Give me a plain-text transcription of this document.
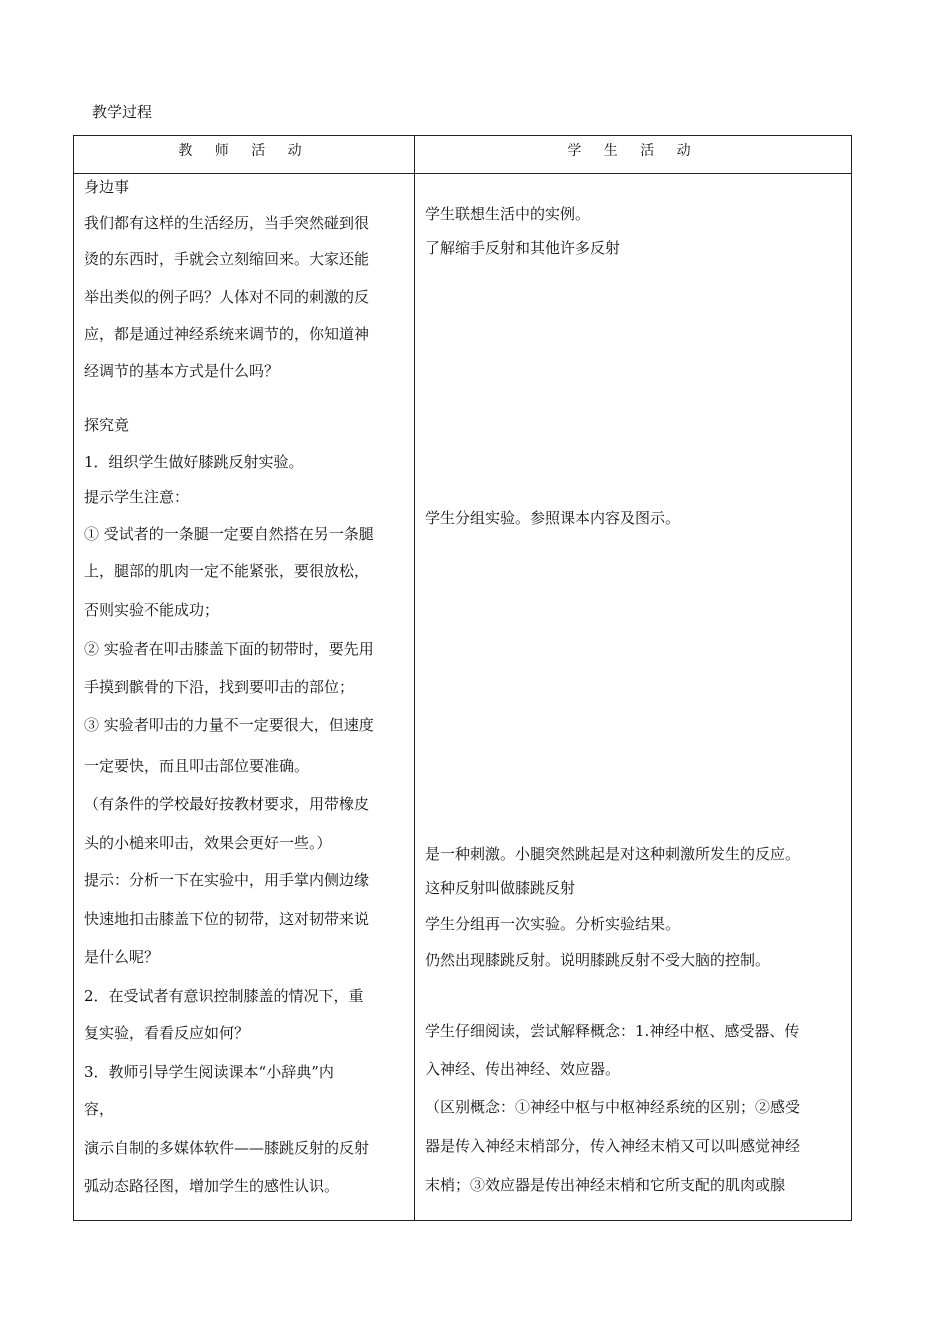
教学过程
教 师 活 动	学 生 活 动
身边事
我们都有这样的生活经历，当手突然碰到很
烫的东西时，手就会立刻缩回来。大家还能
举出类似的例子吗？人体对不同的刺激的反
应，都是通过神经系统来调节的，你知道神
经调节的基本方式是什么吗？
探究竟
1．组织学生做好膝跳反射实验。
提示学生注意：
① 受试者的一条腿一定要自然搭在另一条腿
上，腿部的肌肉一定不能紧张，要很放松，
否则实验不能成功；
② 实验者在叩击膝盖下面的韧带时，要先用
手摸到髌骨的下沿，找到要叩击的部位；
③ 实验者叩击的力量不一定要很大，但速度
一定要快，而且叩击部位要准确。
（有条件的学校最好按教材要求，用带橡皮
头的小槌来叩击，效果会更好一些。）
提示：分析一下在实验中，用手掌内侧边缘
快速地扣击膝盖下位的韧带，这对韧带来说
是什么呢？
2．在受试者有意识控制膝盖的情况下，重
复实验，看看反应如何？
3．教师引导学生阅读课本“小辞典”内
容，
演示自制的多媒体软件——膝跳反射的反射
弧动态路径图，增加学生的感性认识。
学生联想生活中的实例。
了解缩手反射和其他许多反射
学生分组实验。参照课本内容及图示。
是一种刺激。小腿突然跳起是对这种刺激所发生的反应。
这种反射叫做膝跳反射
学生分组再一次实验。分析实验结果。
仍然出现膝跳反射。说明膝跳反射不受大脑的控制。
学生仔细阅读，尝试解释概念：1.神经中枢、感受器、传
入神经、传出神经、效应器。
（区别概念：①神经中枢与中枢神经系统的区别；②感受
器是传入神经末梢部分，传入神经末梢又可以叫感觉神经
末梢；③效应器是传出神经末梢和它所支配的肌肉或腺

- - -

▶ **JOB**: Return each line exactly as written. Any picture gets left out.

▶ **EXERCISE RESPONSE**:
Give me a plain-text transcription of this document.
教学过程
教 师 活 动	学 生 活 动
身边事
我们都有这样的生活经历，当手突然碰到很
烫的东西时，手就会立刻缩回来。大家还能
举出类似的例子吗？人体对不同的刺激的反
应，都是通过神经系统来调节的，你知道神
经调节的基本方式是什么吗？
探究竟
1．组织学生做好膝跳反射实验。
提示学生注意：
① 受试者的一条腿一定要自然搭在另一条腿
上，腿部的肌肉一定不能紧张，要很放松，
否则实验不能成功；
② 实验者在叩击膝盖下面的韧带时，要先用
手摸到髌骨的下沿，找到要叩击的部位；
③ 实验者叩击的力量不一定要很大，但速度
一定要快，而且叩击部位要准确。
（有条件的学校最好按教材要求，用带橡皮
头的小槌来叩击，效果会更好一些。）
提示：分析一下在实验中，用手掌内侧边缘
快速地扣击膝盖下位的韧带，这对韧带来说
是什么呢？
2．在受试者有意识控制膝盖的情况下，重
复实验，看看反应如何？
3．教师引导学生阅读课本“小辞典”内
容，
演示自制的多媒体软件——膝跳反射的反射
弧动态路径图，增加学生的感性认识。
学生联想生活中的实例。
了解缩手反射和其他许多反射
学生分组实验。参照课本内容及图示。
是一种刺激。小腿突然跳起是对这种刺激所发生的反应。
这种反射叫做膝跳反射
学生分组再一次实验。分析实验结果。
仍然出现膝跳反射。说明膝跳反射不受大脑的控制。
学生仔细阅读，尝试解释概念：1.神经中枢、感受器、传
入神经、传出神经、效应器。
（区别概念：①神经中枢与中枢神经系统的区别；②感受
器是传入神经末梢部分，传入神经末梢又可以叫感觉神经
末梢；③效应器是传出神经末梢和它所支配的肌肉或腺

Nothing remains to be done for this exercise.